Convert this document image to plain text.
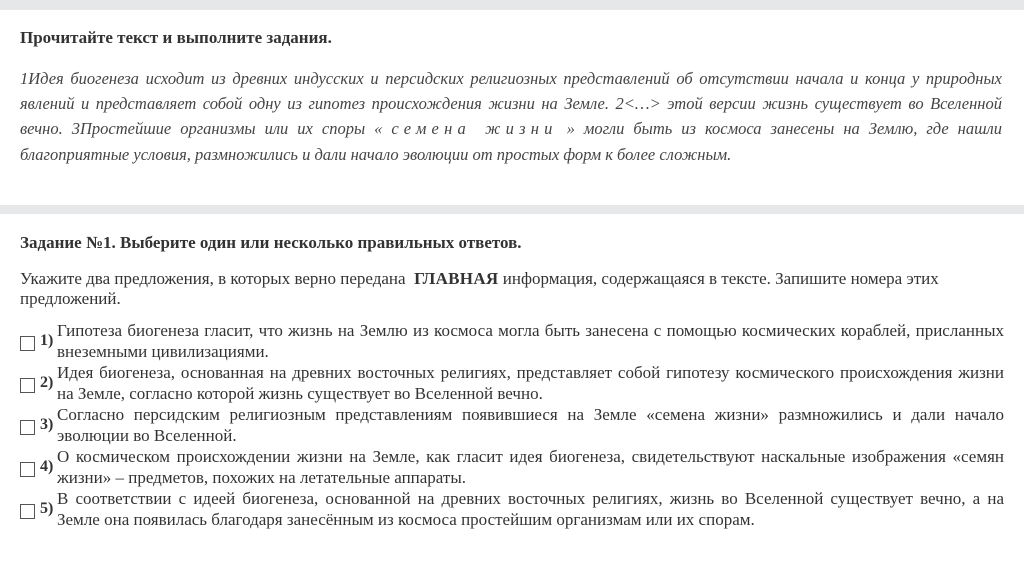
Прочитайте текст и выполните задания.
1Идея биогенеза исходит из древних индусских и персидских религиозных представлений об отсутствии начала и конца у природных явлений и представляет собой одну из гипотез происхождения жизни на Земле. 2<…> этой версии жизнь существует во Вселенной вечно. 3Простейшие организмы или их споры « семена жизни » могли быть из космоса занесены на Землю, где нашли благоприятные условия, размножились и дали начало эволюции от простых форм к более сложным.
Задание №1. Выберите один или несколько правильных ответов.
Укажите два предложения, в которых верно передана ГЛАВНАЯ информация, содержащаяся в тексте. Запишите номера этих предложений.
1)
Гипотеза биогенеза гласит, что жизнь на Землю из космоса могла быть занесена с помощью космических кораблей, присланных внеземными цивилизациями.
2)
Идея биогенеза, основанная на древних восточных религиях, представляет собой гипотезу космического происхождения жизни на Земле, согласно которой жизнь существует во Вселенной вечно.
3)
Согласно персидским религиозным представлениям появившиеся на Земле «семена жизни» размножились и дали начало эволюции во Вселенной.
4)
О космическом происхождении жизни на Земле, как гласит идея биогенеза, свидетельствуют наскальные изображения «семян жизни» – предметов, похожих на летательные аппараты.
5)
В соответствии с идеей биогенеза, основанной на древних восточных религиях, жизнь во Вселенной существует вечно, а на Земле она появилась благодаря занесённым из космоса простейшим организмам или их спорам.
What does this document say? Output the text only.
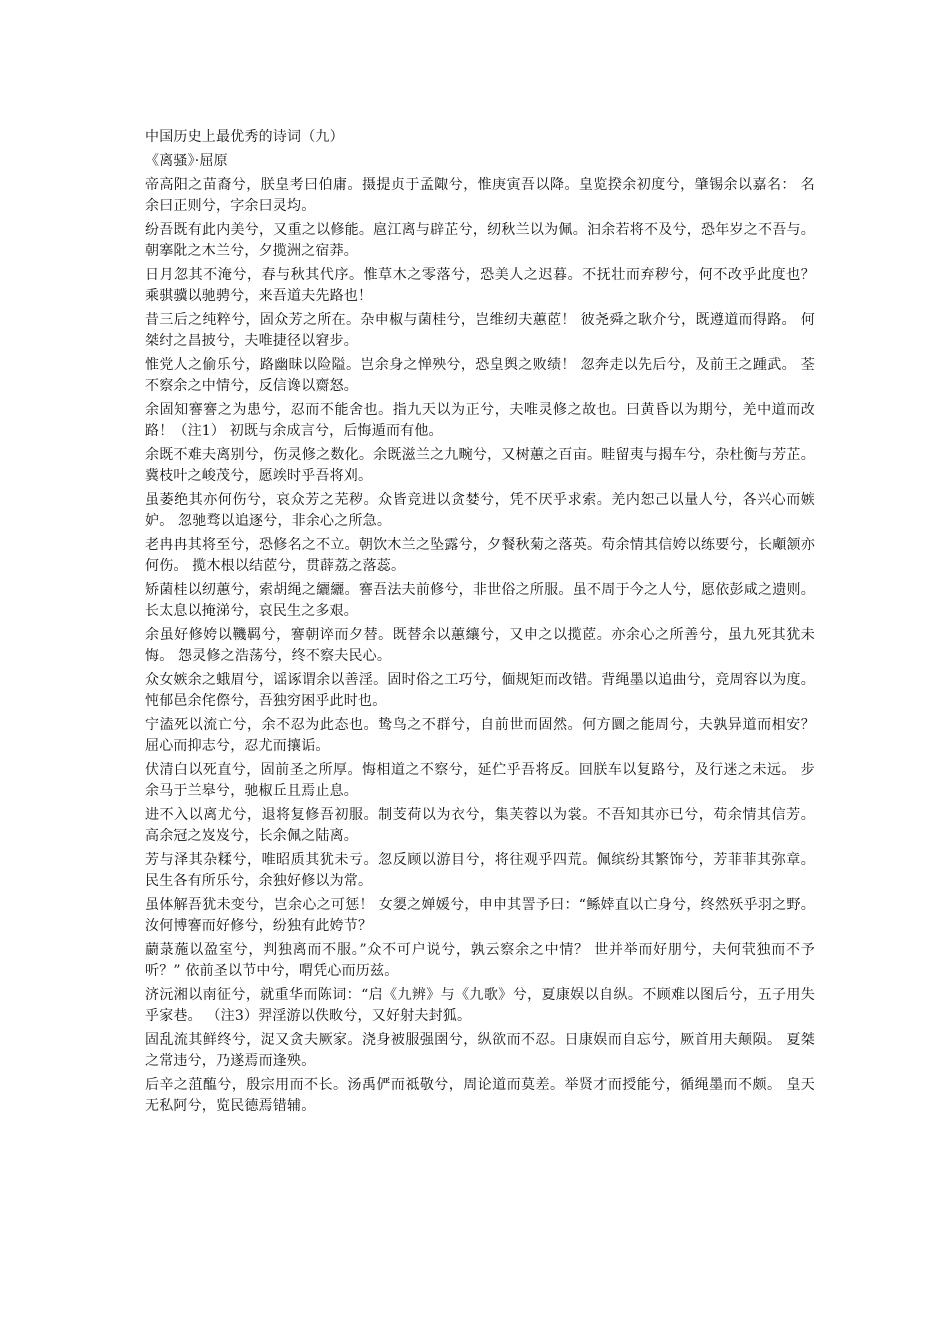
中国历史上最优秀的诗词（九）
《离骚》·屈原
帝高阳之苗裔兮，朕皇考曰伯庸。摄提贞于孟陬兮，惟庚寅吾以降。皇览揆余初度兮，肇锡余以嘉名： 名余曰正则兮，字余曰灵均。
纷吾既有此内美兮，又重之以修能。扈江离与辟芷兮，纫秋兰以为佩。汩余若将不及兮，恐年岁之不吾与。 朝搴阰之木兰兮，夕揽洲之宿莽。
日月忽其不淹兮，春与秋其代序。惟草木之零落兮，恐美人之迟暮。不抚壮而弃秽兮，何不改乎此度也？ 乘骐骥以驰骋兮，来吾道夫先路也！
昔三后之纯粹兮，固众芳之所在。杂申椒与菌桂兮，岂维纫夫蕙茝！ 彼尧舜之耿介兮，既遵道而得路。 何桀纣之昌披兮，夫唯捷径以窘步。
惟党人之偷乐兮，路幽昧以险隘。岂余身之惮殃兮，恐皇舆之败绩！ 忽奔走以先后兮，及前王之踵武。 荃不察余之中情兮，反信谗以齌怒。
余固知謇謇之为患兮，忍而不能舍也。指九天以为正兮，夫唯灵修之故也。曰黄昏以为期兮，羌中道而改路！（注1） 初既与余成言兮，后悔遁而有他。
余既不难夫离别兮，伤灵修之数化。余既滋兰之九畹兮，又树蕙之百亩。畦留夷与揭车兮，杂杜衡与芳芷。 冀枝叶之峻茂兮，愿竢时乎吾将刈。
虽萎绝其亦何伤兮，哀众芳之芜秽。众皆竞进以贪婪兮，凭不厌乎求索。羌内恕己以量人兮，各兴心而嫉妒。 忽驰骛以追逐兮，非余心之所急。
老冉冉其将至兮，恐修名之不立。朝饮木兰之坠露兮，夕餐秋菊之落英。苟余情其信姱以练要兮，长顑颔亦何伤。 揽木根以结茝兮，贯薜荔之落蕊。
矫菌桂以纫蕙兮，索胡绳之纚纚。謇吾法夫前修兮，非世俗之所服。虽不周于今之人兮，愿依彭咸之遗则。 长太息以掩涕兮，哀民生之多艰。
余虽好修姱以鞿羁兮，謇朝谇而夕替。既替余以蕙纕兮，又申之以揽茝。亦余心之所善兮，虽九死其犹未悔。 怨灵修之浩荡兮，终不察夫民心。
众女嫉余之蛾眉兮，谣诼谓余以善淫。固时俗之工巧兮，偭规矩而改错。背绳墨以追曲兮，竞周容以为度。 忳郁邑余侘傺兮，吾独穷困乎此时也。
宁溘死以流亡兮，余不忍为此态也。鸷鸟之不群兮，自前世而固然。何方圜之能周兮，夫孰异道而相安？ 屈心而抑志兮，忍尤而攘诟。
伏清白以死直兮，固前圣之所厚。悔相道之不察兮，延伫乎吾将反。回朕车以复路兮，及行迷之未远。 步余马于兰皋兮，驰椒丘且焉止息。
进不入以离尤兮，退将复修吾初服。制芰荷以为衣兮，集芙蓉以为裳。不吾知其亦已兮，苟余情其信芳。 高余冠之岌岌兮，长余佩之陆离。
芳与泽其杂糅兮，唯昭质其犹未亏。忽反顾以游目兮，将往观乎四荒。佩缤纷其繁饰兮，芳菲菲其弥章。 民生各有所乐兮，余独好修以为常。
虽体解吾犹未变兮，岂余心之可惩！ 女嬃之婵媛兮，申申其詈予曰：“鲧婞直以亡身兮，终然殀乎羽之野。 汝何博謇而好修兮，纷独有此姱节？
蘮菉葹以盈室兮，判独离而不服。”众不可户说兮，孰云察余之中情？ 世并举而好朋兮，夫何茕独而不予听？” 依前圣以节中兮，喟凭心而历兹。
济沅湘以南征兮，就重华而陈词：“启《九辨》与《九歌》兮，夏康娱以自纵。不顾难以图后兮，五子用失乎家巷。 （注3）羿淫游以佚畋兮，又好射夫封狐。
固乱流其鲜终兮，浞又贪夫厥家。浇身被服强圉兮，纵欲而不忍。日康娱而自忘兮，厥首用夫颠陨。 夏桀之常违兮，乃遂焉而逢殃。
后辛之菹醢兮，殷宗用而不长。汤禹俨而祗敬兮，周论道而莫差。举贤才而授能兮，循绳墨而不颇。 皇天无私阿兮，览民德焉错辅。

• _THE REQUEST_
State how many lines of the records above contain "Землю", with no words besides the number.

• _SOLUTION BELOW_
2